→ **WHAT THE TASK REQUIRES**: Search the data for the word "motora" and copy every line where it occurs.
>>>>
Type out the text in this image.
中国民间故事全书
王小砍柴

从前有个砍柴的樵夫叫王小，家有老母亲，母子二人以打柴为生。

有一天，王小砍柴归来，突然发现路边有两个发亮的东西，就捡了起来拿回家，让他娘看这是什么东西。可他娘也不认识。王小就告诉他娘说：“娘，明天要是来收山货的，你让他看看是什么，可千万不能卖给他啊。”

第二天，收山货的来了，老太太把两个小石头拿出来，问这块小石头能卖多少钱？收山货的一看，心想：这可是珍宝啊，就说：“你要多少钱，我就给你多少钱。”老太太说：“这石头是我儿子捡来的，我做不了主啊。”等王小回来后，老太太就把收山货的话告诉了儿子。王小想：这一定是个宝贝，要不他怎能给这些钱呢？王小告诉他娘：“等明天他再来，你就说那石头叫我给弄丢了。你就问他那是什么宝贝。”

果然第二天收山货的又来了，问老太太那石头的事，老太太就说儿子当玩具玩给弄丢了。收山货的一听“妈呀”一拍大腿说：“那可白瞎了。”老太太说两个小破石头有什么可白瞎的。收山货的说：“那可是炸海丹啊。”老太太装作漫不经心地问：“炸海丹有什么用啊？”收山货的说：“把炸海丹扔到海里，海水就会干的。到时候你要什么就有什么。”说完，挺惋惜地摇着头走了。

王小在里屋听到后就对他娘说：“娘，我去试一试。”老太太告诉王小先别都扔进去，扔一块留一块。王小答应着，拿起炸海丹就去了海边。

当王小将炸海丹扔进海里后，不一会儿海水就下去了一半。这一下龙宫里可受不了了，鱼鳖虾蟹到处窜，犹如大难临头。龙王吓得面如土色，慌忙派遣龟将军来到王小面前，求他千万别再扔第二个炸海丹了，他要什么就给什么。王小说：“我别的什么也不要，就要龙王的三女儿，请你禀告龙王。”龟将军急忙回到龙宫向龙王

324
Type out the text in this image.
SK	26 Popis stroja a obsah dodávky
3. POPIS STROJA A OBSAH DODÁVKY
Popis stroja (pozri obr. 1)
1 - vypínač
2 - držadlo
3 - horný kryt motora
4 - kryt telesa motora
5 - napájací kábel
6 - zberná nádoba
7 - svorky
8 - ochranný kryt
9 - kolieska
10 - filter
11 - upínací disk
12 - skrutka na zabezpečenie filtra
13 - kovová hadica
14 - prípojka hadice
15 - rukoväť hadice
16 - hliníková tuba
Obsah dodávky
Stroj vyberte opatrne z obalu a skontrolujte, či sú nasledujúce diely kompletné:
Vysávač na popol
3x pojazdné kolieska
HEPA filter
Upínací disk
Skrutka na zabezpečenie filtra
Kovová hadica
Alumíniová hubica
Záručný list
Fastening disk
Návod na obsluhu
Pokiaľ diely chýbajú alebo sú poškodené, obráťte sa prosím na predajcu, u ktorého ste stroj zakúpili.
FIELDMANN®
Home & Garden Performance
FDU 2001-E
<<<<
→ **RESULT OF THIS TASK**:
3 - horný kryt motora
4 - kryt telesa motora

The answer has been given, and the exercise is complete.